- [Requirements]: In the records below, reproduce verbatim the lines from the one containing "- y-axis-title: 血清总胆红素" up to and including the one containing "- x-tick-label: 3: [250, 457, 258, 471]", and output nothing else.

- [Entries shown]:
* * * * * * * * *

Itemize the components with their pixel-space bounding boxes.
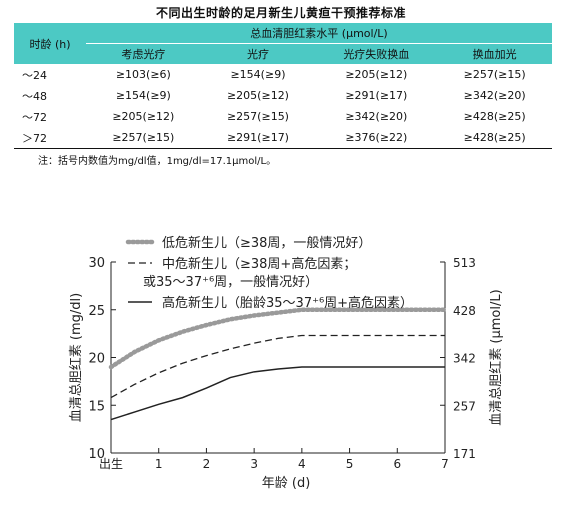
- y-axis-title: 血清总胆红素 (mg/dl): [68, 293, 84, 422]
- table-cell: ≥376(≥22): [315, 127, 438, 149]
- y-tick-label: 10: [88, 447, 105, 462]
- table-cell: ≥257(≥15): [226, 110, 289, 123]
- age-cell: ～24: [22, 68, 47, 82]
- table-row: ～48 ≥154(≥9) ≥205(≥12) ≥291(≥17) ≥342(≥2…: [14, 85, 552, 106]
- table-cell: ≥342(≥20): [463, 89, 526, 102]
- chart-legend: 低危新生儿（≥38周，一般情况好） 中危新生儿（≥38周+高危因素； 或35～37⁺…: [125, 235, 413, 311]
- age-header: 时龄 (h): [14, 23, 86, 64]
- y-tick-label: 20: [88, 352, 105, 367]
- x-tick-label: 3: [250, 457, 258, 471]
- table-cell: ≥154(≥9): [230, 68, 286, 81]
- y2-tick-label: 257: [453, 399, 476, 413]
- age-cell: ～48: [22, 89, 47, 103]
- table-cell: ≥428(≥25): [437, 127, 552, 149]
- legend-label: 或35～37⁺⁶周，一般情况好）: [143, 274, 318, 290]
- table-cell: ≥291(≥17): [200, 127, 316, 149]
- table-row: ～72 ≥205(≥12) ≥257(≥15) ≥342(≥20) ≥428(≥…: [14, 106, 552, 127]
- table-cell: ≥428(≥25): [463, 110, 526, 123]
- group-header: 总血清胆红素水平 (μmol/L): [86, 23, 552, 44]
- table-row: ＞72 ≥257(≥15) ≥291(≥17) ≥376(≥22) ≥428(≥…: [14, 127, 552, 149]
- table-cell: ≥205(≥12): [226, 89, 289, 102]
- table-cell: ≥103(≥6): [115, 68, 171, 81]
- table-cell: ≥205(≥12): [112, 110, 175, 123]
- y2-tick-label: 428: [453, 304, 476, 318]
- table-row: ～24 ≥103(≥6) ≥154(≥9) ≥205(≥12) ≥257(≥15…: [14, 64, 552, 85]
- table-cell: ≥291(≥17): [345, 89, 408, 102]
- series-line-2: [110, 366, 445, 421]
- y2-tick-label: 513: [453, 256, 476, 270]
- age-cell: ＞72: [14, 127, 86, 149]
- y2-tick-label: 171: [453, 447, 476, 461]
- legend-label: 低危新生儿（≥38周，一般情况好）: [162, 235, 371, 251]
- column-header: 换血加光: [437, 43, 552, 64]
- x-tick-label: 5: [346, 457, 354, 471]
- x-tick-label: 2: [203, 457, 211, 471]
- table-title: 不同出生时龄的足月新生儿黄疸干预推荐标准: [155, 6, 406, 20]
- column-header: 光疗失败换血: [315, 43, 438, 64]
- column-header: 光疗: [200, 43, 316, 64]
- x-tick-label: 7: [441, 457, 449, 471]
- table-cell: ≥205(≥12): [345, 68, 408, 81]
- series-line-0: [108, 307, 448, 370]
- table-note: 注：括号内数值为mg/dl值，1mg/dl=17.1μmol/L。: [38, 156, 277, 167]
- bilirubin-table: 时龄 (h) 总血清胆红素水平 (μmol/L) 考虑光疗 光疗 光疗失败换血 …: [14, 23, 552, 149]
- x-tick-label: 1: [155, 457, 163, 471]
- y-tick-label: 15: [88, 399, 105, 414]
- y-tick-label: 30: [88, 256, 105, 271]
- column-header: 考虑光疗: [86, 43, 201, 64]
- y-tick-label: 25: [88, 304, 105, 319]
- table-cell: ≥342(≥20): [345, 110, 408, 123]
- x-tick-label: 出生: [99, 457, 123, 471]
- x-axis-title: 年龄 (d): [262, 476, 311, 491]
- legend-label: 高危新生儿（胎龄35～37⁺⁶周+高危因素）: [162, 295, 413, 311]
- y2-axis-title: 血清总胆红素 (μmol/L): [488, 289, 504, 425]
- chart-axes: 出生 1 2 3 4 5 6 7 10 15 20 25 30 171 257 342 428 513 年龄 (d)…: [68, 256, 504, 491]
- table-cell: ≥154(≥9): [115, 89, 171, 102]
- table-cell: ≥257(≥15): [86, 127, 201, 149]
- x-tick-label: 4: [298, 457, 306, 471]
- age-cell: ～72: [22, 110, 47, 124]
- x-tick-label: 6: [393, 457, 401, 471]
- table-cell: ≥257(≥15): [463, 68, 526, 81]
- chart-series: [108, 307, 448, 421]
- legend-label: 中危新生儿（≥38周+高危因素；: [162, 256, 356, 272]
- series-line-1: [110, 334, 445, 399]
- y2-tick-label: 342: [453, 352, 476, 366]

* * * * * * * * *

- [Task output]:
- y-axis-title: 血清总胆红素 (mg/dl): [68, 293, 84, 422]
- table-cell: ≥376(≥22): [315, 127, 438, 149]
- y-tick-label: 10: [88, 447, 105, 462]
- table-cell: ≥257(≥15): [226, 110, 289, 123]
- age-cell: ～24: [22, 68, 47, 82]
- table-row: ～48 ≥154(≥9) ≥205(≥12) ≥291(≥17) ≥342(≥2…: [14, 85, 552, 106]
- table-cell: ≥342(≥20): [463, 89, 526, 102]
- chart-legend: 低危新生儿（≥38周，一般情况好） 中危新生儿（≥38周+高危因素； 或35～37⁺…: [125, 235, 413, 311]
- age-header: 时龄 (h): [14, 23, 86, 64]
- y-tick-label: 20: [88, 352, 105, 367]
- x-tick-label: 3: [250, 457, 258, 471]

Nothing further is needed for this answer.